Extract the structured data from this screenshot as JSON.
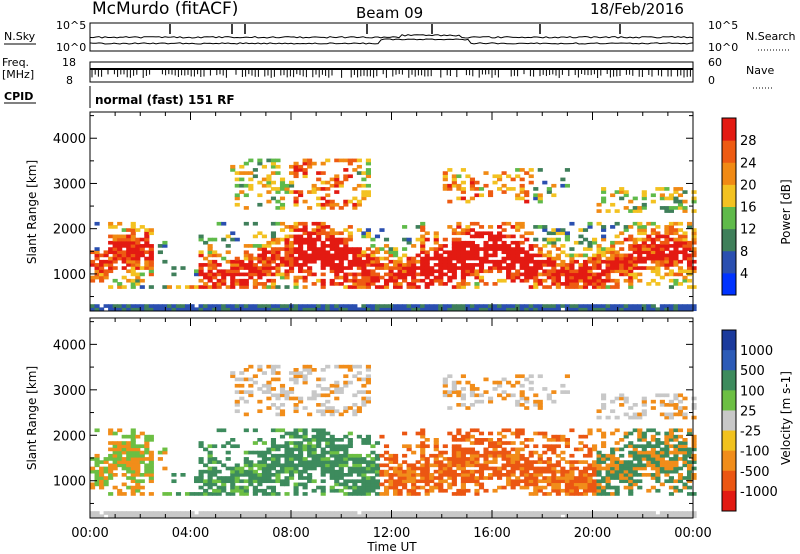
{
  "header": {
    "station": "McMurdo (fitACF)",
    "beam": "Beam 09",
    "date": "18/Feb/2016"
  },
  "noise_panel": {
    "left_label": "N.Sky",
    "right_label": "N.Search",
    "ticks_left": [
      "10^5",
      "10^0"
    ],
    "ticks_right": [
      "10^5",
      "10^0"
    ]
  },
  "freq_panel": {
    "left_label_1": "Freq.",
    "left_label_2": "[MHz]",
    "right_label": "Nave",
    "ticks_left": [
      "18",
      "8"
    ],
    "ticks_right": [
      "60",
      "0"
    ]
  },
  "cpid_panel": {
    "label": "CPID",
    "text": "normal (fast) 151 RF"
  },
  "colors": {
    "power": [
      "#0033ff",
      "#2a4fb0",
      "#3f7f5a",
      "#5fba4a",
      "#f3c221",
      "#f18a14",
      "#ee5b12",
      "#e31a12"
    ],
    "velocity": [
      "#1b3a9c",
      "#2c5bb7",
      "#3d8b5d",
      "#6cbf43",
      "#c8c8c8",
      "#f1c21e",
      "#f18d1a",
      "#eb5612",
      "#e21a12"
    ]
  },
  "chart_data": [
    {
      "type": "heatmap",
      "title": "Power",
      "ylabel": "Slant Range [km]",
      "xlabel": "",
      "x_ticks": [
        "00:00",
        "04:00",
        "08:00",
        "12:00",
        "16:00",
        "20:00",
        "00:00"
      ],
      "y_ticks": [
        1000,
        2000,
        3000,
        4000
      ],
      "ylim": [
        180,
        4580
      ],
      "xlim": [
        0,
        24
      ],
      "colorbar_label": "Power [dB]",
      "colorbar_ticks": [
        4,
        8,
        12,
        16,
        20,
        24,
        28
      ],
      "colorbar_range": [
        0,
        32
      ]
    },
    {
      "type": "heatmap",
      "title": "Velocity",
      "ylabel": "Slant Range [km]",
      "xlabel": "Time UT",
      "x_ticks": [
        "00:00",
        "04:00",
        "08:00",
        "12:00",
        "16:00",
        "20:00",
        "00:00"
      ],
      "y_ticks": [
        1000,
        2000,
        3000,
        4000
      ],
      "ylim": [
        180,
        4580
      ],
      "xlim": [
        0,
        24
      ],
      "colorbar_label": "Velocity [m s-1]",
      "colorbar_ticks": [
        "1000",
        "500",
        "100",
        "25",
        "-25",
        "-100",
        "-500",
        "-1000"
      ]
    }
  ]
}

### Exercise prompt
Set down all the data again exactly as above, pictures excluded.

### Answer
Extract the structured data from this screenshot as JSON.
{
  "header": {
    "station": "McMurdo (fitACF)",
    "beam": "Beam 09",
    "date": "18/Feb/2016"
  },
  "noise_panel": {
    "left_label": "N.Sky",
    "right_label": "N.Search",
    "ticks_left": [
      "10^5",
      "10^0"
    ],
    "ticks_right": [
      "10^5",
      "10^0"
    ]
  },
  "freq_panel": {
    "left_label_1": "Freq.",
    "left_label_2": "[MHz]",
    "right_label": "Nave",
    "ticks_left": [
      "18",
      "8"
    ],
    "ticks_right": [
      "60",
      "0"
    ]
  },
  "cpid_panel": {
    "label": "CPID",
    "text": "normal (fast) 151 RF"
  },
  "colors": {
    "power": [
      "#0033ff",
      "#2a4fb0",
      "#3f7f5a",
      "#5fba4a",
      "#f3c221",
      "#f18a14",
      "#ee5b12",
      "#e31a12"
    ],
    "velocity": [
      "#1b3a9c",
      "#2c5bb7",
      "#3d8b5d",
      "#6cbf43",
      "#c8c8c8",
      "#f1c21e",
      "#f18d1a",
      "#eb5612",
      "#e21a12"
    ]
  },
  "chart_data": [
    {
      "type": "heatmap",
      "title": "Power",
      "ylabel": "Slant Range [km]",
      "xlabel": "",
      "x_ticks": [
        "00:00",
        "04:00",
        "08:00",
        "12:00",
        "16:00",
        "20:00",
        "00:00"
      ],
      "y_ticks": [
        1000,
        2000,
        3000,
        4000
      ],
      "ylim": [
        180,
        4580
      ],
      "xlim": [
        0,
        24
      ],
      "colorbar_label": "Power [dB]",
      "colorbar_ticks": [
        4,
        8,
        12,
        16,
        20,
        24,
        28
      ],
      "colorbar_range": [
        0,
        32
      ]
    },
    {
      "type": "heatmap",
      "title": "Velocity",
      "ylabel": "Slant Range [km]",
      "xlabel": "Time UT",
      "x_ticks": [
        "00:00",
        "04:00",
        "08:00",
        "12:00",
        "16:00",
        "20:00",
        "00:00"
      ],
      "y_ticks": [
        1000,
        2000,
        3000,
        4000
      ],
      "ylim": [
        180,
        4580
      ],
      "xlim": [
        0,
        24
      ],
      "colorbar_label": "Velocity [m s-1]",
      "colorbar_ticks": [
        "1000",
        "500",
        "100",
        "25",
        "-25",
        "-100",
        "-500",
        "-1000"
      ]
    }
  ]
}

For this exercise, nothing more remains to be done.